Start

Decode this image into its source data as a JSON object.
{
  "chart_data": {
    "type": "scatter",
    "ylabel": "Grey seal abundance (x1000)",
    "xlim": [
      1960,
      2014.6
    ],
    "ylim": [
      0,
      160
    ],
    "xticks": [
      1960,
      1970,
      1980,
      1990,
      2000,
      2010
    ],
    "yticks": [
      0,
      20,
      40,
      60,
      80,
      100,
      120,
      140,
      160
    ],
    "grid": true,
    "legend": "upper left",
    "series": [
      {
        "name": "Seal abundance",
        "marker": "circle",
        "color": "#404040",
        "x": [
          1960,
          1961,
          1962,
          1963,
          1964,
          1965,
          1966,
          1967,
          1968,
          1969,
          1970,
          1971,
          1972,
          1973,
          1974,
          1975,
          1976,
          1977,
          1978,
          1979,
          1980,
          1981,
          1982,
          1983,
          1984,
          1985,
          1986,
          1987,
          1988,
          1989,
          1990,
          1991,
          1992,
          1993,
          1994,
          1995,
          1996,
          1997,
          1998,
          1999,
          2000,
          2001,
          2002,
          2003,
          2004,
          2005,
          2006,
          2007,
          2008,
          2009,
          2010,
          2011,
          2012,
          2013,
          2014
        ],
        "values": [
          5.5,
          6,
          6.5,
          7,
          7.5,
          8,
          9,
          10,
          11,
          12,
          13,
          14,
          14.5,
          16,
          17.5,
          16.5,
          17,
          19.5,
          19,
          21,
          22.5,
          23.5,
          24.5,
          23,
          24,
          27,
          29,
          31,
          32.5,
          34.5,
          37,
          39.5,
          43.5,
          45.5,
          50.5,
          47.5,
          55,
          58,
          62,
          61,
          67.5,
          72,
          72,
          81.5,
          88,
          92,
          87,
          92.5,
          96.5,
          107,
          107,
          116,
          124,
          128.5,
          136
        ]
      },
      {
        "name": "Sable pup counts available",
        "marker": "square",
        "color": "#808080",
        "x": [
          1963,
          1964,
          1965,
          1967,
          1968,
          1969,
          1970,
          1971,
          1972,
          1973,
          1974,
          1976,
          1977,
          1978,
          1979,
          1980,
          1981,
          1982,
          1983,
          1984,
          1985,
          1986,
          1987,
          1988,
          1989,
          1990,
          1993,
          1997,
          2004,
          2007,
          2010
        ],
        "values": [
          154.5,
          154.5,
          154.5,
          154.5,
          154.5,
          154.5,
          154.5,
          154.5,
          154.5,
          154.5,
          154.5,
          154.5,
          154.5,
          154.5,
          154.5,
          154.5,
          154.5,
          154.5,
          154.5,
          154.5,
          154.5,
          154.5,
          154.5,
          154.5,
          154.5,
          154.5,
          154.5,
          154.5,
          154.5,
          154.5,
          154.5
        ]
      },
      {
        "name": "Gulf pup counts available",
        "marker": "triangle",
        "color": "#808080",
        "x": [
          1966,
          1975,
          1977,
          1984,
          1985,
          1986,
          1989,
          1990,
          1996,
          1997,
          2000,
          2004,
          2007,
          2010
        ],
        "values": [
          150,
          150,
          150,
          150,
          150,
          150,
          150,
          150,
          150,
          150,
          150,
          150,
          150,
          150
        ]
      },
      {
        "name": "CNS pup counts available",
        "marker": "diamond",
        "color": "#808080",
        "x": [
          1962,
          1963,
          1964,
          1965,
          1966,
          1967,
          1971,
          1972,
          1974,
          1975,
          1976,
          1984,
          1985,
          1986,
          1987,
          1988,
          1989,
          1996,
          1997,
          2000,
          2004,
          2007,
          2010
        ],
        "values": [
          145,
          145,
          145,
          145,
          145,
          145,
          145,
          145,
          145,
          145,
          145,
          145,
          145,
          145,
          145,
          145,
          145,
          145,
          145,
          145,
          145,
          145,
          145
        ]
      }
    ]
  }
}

End

=== The task ===
Copy each line above that contains the word "abundance".

=== Answer below ===
    "ylabel": "Grey seal abundance (x1000)",
        "name": "Seal abundance",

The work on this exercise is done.